Spatial layout data
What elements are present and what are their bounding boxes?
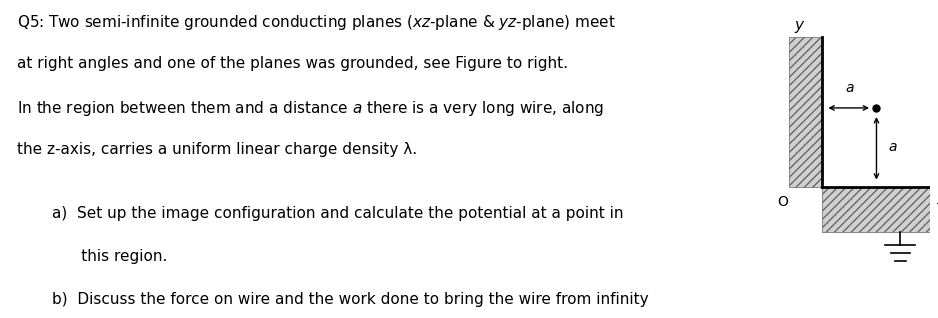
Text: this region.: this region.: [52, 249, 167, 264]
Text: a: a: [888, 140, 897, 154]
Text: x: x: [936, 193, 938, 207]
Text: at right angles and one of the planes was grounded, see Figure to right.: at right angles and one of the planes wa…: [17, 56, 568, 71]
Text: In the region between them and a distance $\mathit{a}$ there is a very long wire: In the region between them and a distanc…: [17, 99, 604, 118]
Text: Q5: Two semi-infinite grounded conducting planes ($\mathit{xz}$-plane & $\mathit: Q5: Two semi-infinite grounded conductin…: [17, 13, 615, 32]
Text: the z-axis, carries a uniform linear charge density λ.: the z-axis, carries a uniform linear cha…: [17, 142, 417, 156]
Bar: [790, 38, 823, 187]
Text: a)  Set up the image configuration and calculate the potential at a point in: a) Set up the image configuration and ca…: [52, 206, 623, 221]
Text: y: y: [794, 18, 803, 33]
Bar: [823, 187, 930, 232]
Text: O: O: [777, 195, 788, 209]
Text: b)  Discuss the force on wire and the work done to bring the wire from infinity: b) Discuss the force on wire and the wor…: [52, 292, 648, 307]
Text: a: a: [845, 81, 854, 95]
--
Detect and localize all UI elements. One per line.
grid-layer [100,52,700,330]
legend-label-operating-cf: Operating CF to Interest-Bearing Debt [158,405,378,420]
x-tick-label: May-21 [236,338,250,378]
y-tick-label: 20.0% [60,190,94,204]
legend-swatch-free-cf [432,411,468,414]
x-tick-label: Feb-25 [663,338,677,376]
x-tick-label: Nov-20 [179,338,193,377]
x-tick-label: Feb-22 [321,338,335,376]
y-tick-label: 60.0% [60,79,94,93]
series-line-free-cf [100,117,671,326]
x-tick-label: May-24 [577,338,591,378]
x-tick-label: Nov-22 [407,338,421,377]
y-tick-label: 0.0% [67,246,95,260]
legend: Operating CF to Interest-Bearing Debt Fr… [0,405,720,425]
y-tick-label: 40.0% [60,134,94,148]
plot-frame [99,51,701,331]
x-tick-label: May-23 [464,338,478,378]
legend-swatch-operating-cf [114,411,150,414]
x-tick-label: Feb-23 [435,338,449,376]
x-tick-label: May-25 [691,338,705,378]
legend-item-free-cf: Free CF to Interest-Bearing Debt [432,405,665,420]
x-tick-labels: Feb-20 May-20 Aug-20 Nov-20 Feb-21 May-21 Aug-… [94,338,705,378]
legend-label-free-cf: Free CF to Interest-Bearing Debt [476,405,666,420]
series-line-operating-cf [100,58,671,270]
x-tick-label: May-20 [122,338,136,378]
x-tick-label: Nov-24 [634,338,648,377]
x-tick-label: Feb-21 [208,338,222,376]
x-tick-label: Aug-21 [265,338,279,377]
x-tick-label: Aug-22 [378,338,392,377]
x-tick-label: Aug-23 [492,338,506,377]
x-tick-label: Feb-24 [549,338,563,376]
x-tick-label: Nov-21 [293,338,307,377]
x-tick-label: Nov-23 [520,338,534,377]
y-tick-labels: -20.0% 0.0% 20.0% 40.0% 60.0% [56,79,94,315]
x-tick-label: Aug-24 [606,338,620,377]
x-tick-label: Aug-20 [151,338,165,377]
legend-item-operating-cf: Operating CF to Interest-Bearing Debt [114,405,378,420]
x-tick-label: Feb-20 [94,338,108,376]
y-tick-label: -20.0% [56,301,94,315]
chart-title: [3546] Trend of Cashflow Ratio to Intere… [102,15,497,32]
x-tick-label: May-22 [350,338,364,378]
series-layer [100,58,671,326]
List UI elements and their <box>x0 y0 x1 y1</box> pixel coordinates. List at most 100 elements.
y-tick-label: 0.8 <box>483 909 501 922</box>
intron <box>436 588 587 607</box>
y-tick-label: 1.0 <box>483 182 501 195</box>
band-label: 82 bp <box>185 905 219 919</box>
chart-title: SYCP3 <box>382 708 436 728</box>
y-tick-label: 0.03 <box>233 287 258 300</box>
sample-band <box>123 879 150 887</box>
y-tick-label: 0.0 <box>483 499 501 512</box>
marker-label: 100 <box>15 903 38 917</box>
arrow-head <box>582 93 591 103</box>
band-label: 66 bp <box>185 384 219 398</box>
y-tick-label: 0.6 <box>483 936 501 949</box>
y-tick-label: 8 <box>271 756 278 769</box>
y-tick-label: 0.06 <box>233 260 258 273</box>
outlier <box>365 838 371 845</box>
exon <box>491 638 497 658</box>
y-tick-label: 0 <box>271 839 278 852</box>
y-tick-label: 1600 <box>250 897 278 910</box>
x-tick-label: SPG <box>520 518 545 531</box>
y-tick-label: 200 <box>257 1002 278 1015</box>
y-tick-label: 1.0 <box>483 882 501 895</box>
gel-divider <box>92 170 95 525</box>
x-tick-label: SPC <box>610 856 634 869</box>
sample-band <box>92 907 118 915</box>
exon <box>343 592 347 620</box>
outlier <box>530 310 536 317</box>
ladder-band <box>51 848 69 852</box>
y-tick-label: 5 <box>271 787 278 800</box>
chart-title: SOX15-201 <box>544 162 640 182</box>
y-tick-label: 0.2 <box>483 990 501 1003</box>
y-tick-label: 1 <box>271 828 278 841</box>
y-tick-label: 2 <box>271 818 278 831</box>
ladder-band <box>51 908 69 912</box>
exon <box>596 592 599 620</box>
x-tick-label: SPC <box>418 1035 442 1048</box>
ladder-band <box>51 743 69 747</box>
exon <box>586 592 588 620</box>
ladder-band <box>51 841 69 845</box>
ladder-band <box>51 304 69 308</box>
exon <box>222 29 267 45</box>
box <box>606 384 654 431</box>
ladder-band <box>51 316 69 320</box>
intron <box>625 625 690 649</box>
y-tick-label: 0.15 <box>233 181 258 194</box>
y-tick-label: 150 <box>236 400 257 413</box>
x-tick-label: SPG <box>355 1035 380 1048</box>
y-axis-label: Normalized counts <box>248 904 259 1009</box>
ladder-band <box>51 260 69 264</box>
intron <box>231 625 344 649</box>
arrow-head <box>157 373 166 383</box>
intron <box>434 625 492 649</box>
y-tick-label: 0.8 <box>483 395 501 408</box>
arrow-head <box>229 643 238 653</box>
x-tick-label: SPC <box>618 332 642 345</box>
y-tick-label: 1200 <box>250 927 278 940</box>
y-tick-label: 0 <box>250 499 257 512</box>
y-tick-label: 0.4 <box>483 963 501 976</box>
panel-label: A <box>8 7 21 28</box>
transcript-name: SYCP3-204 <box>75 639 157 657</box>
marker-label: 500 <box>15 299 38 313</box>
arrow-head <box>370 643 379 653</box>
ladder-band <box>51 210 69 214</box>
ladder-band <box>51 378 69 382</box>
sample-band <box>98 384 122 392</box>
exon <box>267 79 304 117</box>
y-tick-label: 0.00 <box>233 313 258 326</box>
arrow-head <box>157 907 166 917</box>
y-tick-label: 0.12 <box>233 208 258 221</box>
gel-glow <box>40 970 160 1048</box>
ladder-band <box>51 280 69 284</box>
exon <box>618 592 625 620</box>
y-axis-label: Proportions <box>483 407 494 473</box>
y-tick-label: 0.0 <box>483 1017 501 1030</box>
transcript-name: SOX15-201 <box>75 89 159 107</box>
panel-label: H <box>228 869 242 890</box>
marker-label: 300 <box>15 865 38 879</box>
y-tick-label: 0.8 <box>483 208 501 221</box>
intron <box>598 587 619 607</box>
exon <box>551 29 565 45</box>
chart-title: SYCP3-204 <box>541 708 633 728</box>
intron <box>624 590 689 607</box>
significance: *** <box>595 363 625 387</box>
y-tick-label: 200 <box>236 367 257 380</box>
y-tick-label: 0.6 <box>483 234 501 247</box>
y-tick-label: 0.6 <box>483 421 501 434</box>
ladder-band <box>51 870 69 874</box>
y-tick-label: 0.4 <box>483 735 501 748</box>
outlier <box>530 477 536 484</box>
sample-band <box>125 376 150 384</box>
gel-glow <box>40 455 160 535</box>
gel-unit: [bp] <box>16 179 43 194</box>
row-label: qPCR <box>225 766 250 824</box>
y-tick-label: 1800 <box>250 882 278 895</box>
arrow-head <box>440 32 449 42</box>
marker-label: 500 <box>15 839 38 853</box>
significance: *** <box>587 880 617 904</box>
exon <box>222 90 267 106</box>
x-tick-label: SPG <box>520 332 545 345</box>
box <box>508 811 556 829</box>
* * *
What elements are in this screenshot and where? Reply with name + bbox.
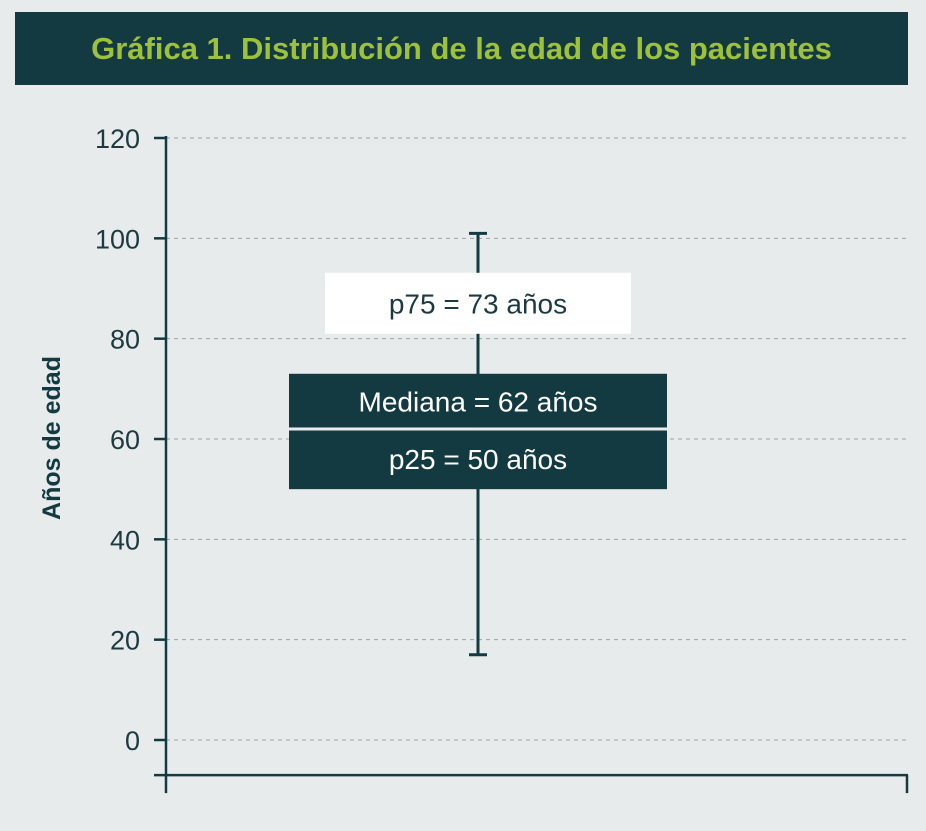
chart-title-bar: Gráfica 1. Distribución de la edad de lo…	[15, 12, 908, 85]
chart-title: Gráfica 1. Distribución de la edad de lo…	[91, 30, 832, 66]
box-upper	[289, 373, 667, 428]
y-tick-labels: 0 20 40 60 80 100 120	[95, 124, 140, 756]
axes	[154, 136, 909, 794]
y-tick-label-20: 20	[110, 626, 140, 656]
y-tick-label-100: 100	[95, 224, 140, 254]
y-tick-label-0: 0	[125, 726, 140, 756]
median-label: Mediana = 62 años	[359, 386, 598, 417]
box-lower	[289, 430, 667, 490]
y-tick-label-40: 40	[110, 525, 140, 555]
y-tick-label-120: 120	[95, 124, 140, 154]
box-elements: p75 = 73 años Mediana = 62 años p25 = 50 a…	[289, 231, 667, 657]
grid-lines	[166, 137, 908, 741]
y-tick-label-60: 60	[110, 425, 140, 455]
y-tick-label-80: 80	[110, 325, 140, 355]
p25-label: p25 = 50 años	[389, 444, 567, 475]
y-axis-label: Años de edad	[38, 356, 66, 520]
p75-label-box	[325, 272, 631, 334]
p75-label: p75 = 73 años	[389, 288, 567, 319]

# WHAT IS ASKED
Copy the rows from the line with "chart-title-bar: Gráfica 1." up to and including the line with "124, 140, 154]", character for character.

# ANSWER TO THE TASK
chart-title-bar: Gráfica 1. Distribución de la edad de lo…	[15, 12, 908, 85]
chart-title: Gráfica 1. Distribución de la edad de lo…	[91, 30, 832, 66]
box-upper	[289, 373, 667, 428]
y-tick-labels: 0 20 40 60 80 100 120	[95, 124, 140, 756]
axes	[154, 136, 909, 794]
y-tick-label-20: 20	[110, 626, 140, 656]
y-tick-label-100: 100	[95, 224, 140, 254]
y-tick-label-0: 0	[125, 726, 140, 756]
median-label: Mediana = 62 años	[359, 386, 598, 417]
box-lower	[289, 430, 667, 490]
y-tick-label-40: 40	[110, 525, 140, 555]
y-tick-label-120: 120	[95, 124, 140, 154]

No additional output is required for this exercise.